**Records provided**
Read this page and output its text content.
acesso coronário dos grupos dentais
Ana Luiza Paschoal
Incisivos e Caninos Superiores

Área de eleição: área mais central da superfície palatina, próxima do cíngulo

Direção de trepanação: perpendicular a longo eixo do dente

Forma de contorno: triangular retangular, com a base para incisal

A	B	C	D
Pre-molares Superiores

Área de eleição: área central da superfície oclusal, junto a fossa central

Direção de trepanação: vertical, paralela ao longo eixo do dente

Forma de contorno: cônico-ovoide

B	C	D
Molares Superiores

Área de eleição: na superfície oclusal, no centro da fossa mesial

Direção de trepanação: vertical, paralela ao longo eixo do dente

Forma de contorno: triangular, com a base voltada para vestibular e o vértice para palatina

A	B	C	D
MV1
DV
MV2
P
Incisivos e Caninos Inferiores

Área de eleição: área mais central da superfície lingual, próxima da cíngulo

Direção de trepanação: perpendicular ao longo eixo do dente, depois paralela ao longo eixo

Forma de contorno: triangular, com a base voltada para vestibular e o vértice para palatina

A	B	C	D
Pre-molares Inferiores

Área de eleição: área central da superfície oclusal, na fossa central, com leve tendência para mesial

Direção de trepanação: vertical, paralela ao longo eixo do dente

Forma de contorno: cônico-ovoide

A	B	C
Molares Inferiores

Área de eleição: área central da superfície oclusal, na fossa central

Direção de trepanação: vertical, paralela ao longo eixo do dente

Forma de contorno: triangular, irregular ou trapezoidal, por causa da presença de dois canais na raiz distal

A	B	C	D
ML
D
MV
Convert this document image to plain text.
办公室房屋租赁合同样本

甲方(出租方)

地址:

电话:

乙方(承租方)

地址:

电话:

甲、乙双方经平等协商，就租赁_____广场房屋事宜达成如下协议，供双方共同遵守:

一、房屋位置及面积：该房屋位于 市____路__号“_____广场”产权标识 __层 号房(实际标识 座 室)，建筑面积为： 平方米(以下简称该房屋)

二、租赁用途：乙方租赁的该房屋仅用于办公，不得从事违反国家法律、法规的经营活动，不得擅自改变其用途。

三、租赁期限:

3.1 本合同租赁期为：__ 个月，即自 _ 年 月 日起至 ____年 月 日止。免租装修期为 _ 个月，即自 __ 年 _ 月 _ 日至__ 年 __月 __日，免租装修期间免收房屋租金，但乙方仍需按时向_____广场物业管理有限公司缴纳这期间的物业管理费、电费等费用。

**Task to complete**
Transcribe the material above in its entirety. Match it exactly.

**Answer for this exercise**
Read this page and output its text content.
acesso coronário dos grupos dentais
Ana Luiza Paschoal
Incisivos e Caninos Superiores

Área de eleição: área mais central da superfície palatina, próxima do cíngulo

Direção de trepanação: perpendicular a longo eixo do dente

Forma de contorno: triangular retangular, com a base para incisal

A	B	C	D
Pre-molares Superiores

Área de eleição: área central da superfície oclusal, junto a fossa central

Direção de trepanação: vertical, paralela ao longo eixo do dente

Forma de contorno: cônico-ovoide

B	C	D
Molares Superiores

Área de eleição: na superfície oclusal, no centro da fossa mesial

Direção de trepanação: vertical, paralela ao longo eixo do dente

Forma de contorno: triangular, com a base voltada para vestibular e o vértice para palatina

A	B	C	D
MV1
DV
MV2
P
Incisivos e Caninos Inferiores

Área de eleição: área mais central da superfície lingual, próxima da cíngulo

Direção de trepanação: perpendicular ao longo eixo do dente, depois paralela ao longo eixo

Forma de contorno: triangular, com a base voltada para vestibular e o vértice para palatina

A	B	C	D
Pre-molares Inferiores

Área de eleição: área central da superfície oclusal, na fossa central, com leve tendência para mesial

Direção de trepanação: vertical, paralela ao longo eixo do dente

Forma de contorno: cônico-ovoide

A	B	C
Molares Inferiores

Área de eleição: área central da superfície oclusal, na fossa central

Direção de trepanação: vertical, paralela ao longo eixo do dente

Forma de contorno: triangular, irregular ou trapezoidal, por causa da presença de dois canais na raiz distal

A	B	C	D
ML
D
MV
Convert this document image to plain text.
办公室房屋租赁合同样本

甲方(出租方)

地址:

电话:

乙方(承租方)

地址:

电话:

甲、乙双方经平等协商，就租赁_____广场房屋事宜达成如下协议，供双方共同遵守:

一、房屋位置及面积：该房屋位于 市____路__号“_____广场”产权标识 __层 号房(实际标识 座 室)，建筑面积为： 平方米(以下简称该房屋)

二、租赁用途：乙方租赁的该房屋仅用于办公，不得从事违反国家法律、法规的经营活动，不得擅自改变其用途。

三、租赁期限:

3.1 本合同租赁期为：__ 个月，即自 _ 年 月 日起至 ____年 月 日止。免租装修期为 _ 个月，即自 __ 年 _ 月 _ 日至__ 年 __月 __日，免租装修期间免收房屋租金，但乙方仍需按时向_____广场物业管理有限公司缴纳这期间的物业管理费、电费等费用。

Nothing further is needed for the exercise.